■ EXERCISE BRIEF:
Pick out the lines in the listing below that contain the word "structured" and copy them.

■ SUPPLIED DATA:
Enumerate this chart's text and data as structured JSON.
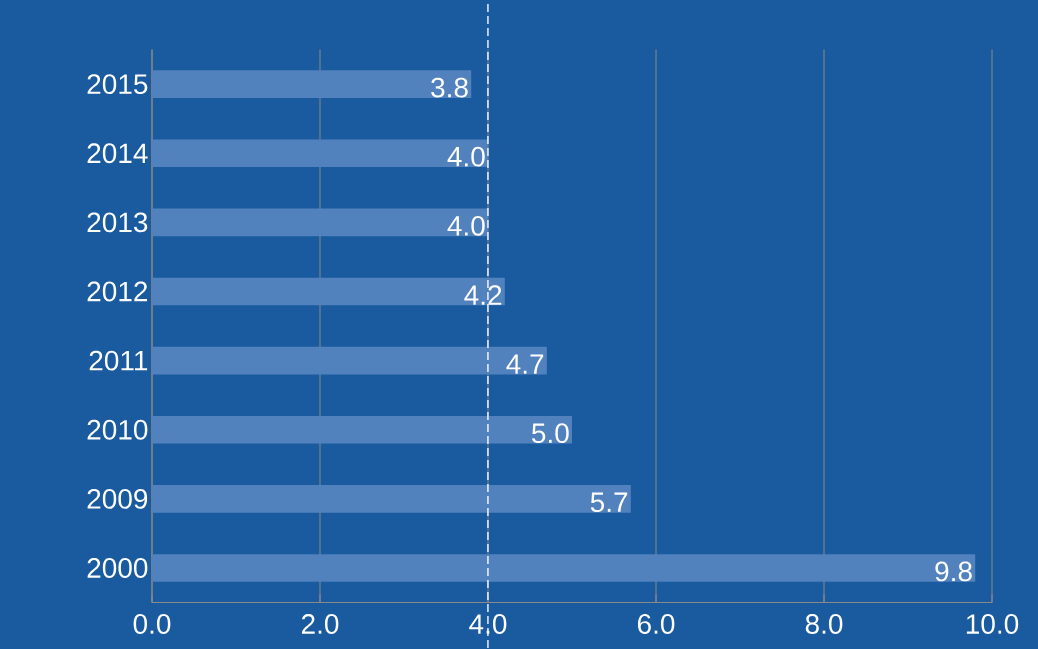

---

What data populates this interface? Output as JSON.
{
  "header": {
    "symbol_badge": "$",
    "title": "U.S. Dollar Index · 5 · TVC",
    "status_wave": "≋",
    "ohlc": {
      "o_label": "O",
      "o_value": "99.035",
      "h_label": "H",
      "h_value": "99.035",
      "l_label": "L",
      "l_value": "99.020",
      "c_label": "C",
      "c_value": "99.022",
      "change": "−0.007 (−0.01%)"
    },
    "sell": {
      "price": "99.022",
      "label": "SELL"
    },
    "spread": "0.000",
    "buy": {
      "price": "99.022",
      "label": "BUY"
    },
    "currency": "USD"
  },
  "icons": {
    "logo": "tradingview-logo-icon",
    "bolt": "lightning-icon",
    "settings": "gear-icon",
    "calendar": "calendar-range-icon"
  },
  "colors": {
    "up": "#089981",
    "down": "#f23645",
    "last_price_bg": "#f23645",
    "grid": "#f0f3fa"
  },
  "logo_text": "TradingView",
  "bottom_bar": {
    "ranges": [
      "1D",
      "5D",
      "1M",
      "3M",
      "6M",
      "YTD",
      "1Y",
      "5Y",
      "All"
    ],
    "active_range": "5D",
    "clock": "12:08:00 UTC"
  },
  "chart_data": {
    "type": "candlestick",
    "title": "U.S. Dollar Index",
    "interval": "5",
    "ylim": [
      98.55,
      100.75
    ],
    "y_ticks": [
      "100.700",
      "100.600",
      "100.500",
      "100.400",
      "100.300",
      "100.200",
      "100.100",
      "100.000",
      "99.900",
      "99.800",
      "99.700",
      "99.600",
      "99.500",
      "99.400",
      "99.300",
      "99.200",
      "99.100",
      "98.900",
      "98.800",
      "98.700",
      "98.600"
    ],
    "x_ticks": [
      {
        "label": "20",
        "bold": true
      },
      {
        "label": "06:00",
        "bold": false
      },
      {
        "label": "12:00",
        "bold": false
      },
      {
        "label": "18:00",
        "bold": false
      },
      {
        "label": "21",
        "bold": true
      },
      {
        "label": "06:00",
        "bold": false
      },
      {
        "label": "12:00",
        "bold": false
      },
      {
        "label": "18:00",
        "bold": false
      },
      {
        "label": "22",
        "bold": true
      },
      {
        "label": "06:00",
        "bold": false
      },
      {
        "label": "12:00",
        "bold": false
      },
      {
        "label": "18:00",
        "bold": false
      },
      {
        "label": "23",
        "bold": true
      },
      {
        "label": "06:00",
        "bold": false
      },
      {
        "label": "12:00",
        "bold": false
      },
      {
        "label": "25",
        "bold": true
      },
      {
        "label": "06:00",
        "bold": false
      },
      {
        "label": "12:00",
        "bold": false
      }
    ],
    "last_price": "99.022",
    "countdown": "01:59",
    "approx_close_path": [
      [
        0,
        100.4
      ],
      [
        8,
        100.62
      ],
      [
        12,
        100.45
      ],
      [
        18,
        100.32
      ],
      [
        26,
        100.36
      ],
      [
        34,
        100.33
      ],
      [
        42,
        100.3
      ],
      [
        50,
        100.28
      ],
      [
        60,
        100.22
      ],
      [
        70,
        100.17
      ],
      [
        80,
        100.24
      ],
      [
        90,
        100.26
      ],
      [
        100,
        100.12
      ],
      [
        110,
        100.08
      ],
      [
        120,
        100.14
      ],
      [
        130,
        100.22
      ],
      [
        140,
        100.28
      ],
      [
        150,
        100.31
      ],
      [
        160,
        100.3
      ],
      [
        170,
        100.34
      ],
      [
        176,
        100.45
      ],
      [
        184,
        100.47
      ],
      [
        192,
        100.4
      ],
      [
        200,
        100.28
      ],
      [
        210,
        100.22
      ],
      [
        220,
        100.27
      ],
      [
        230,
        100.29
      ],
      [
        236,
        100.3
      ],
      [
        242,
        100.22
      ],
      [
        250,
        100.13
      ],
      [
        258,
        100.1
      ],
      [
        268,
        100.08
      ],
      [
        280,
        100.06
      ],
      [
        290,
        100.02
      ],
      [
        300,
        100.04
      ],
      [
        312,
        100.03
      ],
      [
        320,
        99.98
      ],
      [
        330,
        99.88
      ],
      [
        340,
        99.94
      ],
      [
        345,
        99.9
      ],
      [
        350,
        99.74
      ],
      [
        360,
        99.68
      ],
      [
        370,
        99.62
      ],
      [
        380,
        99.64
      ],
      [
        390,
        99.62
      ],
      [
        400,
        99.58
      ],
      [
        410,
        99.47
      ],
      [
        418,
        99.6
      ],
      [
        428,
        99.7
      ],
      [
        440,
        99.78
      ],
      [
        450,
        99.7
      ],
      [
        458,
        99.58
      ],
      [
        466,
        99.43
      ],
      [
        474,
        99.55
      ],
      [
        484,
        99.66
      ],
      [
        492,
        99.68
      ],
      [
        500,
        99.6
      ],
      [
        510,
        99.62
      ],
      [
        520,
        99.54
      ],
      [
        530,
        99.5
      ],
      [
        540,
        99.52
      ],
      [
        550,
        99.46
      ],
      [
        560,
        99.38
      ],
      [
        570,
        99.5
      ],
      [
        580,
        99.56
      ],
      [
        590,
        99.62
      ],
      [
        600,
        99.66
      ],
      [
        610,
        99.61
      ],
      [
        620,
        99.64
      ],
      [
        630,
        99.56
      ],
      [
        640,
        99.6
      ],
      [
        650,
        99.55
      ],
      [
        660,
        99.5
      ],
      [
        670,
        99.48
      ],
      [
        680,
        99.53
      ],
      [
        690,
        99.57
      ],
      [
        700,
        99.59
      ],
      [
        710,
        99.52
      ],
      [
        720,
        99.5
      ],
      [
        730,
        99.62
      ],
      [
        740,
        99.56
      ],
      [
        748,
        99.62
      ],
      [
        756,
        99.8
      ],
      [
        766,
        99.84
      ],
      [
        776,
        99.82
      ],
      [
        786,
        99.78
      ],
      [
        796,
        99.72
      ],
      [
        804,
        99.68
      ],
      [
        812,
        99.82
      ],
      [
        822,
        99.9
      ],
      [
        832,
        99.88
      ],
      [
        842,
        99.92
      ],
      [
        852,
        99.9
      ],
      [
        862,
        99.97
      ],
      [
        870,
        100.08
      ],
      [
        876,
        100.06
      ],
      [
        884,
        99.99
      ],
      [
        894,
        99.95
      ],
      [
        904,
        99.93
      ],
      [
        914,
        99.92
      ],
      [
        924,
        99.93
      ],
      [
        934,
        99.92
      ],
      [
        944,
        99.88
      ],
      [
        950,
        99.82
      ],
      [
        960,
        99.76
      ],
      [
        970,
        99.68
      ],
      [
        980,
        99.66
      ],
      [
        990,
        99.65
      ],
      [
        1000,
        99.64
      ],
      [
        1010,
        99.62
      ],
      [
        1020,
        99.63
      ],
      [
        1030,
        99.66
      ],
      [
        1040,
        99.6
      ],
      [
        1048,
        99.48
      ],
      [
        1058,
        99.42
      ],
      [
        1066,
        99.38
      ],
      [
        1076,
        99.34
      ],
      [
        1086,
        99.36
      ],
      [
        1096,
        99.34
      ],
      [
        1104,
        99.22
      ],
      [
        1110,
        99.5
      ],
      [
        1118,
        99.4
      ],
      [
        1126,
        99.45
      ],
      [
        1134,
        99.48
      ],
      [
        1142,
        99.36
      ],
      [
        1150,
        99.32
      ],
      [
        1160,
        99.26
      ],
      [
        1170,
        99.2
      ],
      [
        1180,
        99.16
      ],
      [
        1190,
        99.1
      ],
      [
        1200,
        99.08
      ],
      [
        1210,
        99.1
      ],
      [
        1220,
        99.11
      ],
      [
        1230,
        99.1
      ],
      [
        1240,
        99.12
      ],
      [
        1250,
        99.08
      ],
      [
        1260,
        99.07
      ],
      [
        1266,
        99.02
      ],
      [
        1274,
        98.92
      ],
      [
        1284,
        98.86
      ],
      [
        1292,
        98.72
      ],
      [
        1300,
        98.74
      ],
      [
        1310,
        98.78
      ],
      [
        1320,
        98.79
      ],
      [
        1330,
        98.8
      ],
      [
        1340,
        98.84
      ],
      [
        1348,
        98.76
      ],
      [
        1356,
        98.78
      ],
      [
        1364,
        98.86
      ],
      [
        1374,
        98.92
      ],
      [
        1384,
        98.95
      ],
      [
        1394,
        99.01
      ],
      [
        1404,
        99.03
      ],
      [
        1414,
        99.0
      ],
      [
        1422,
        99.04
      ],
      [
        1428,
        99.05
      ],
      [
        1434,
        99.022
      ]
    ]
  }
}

--

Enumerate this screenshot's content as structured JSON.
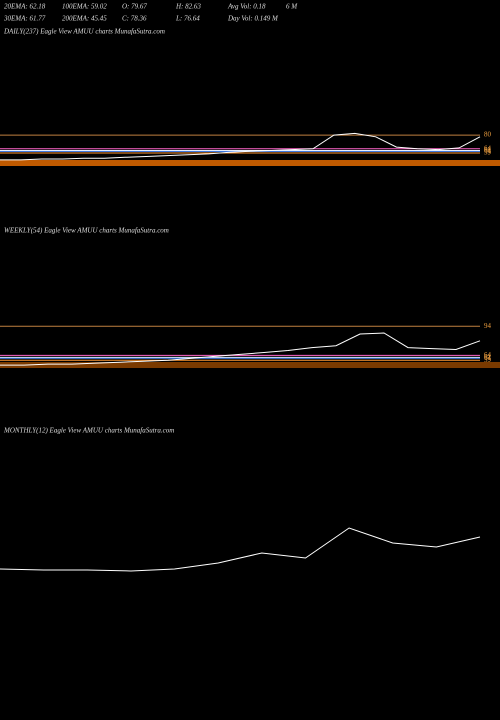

■ FULL OUTPUT:
Enumerate this chart's text and data as structured JSON.
Enumerate this screenshot's content as structured JSON.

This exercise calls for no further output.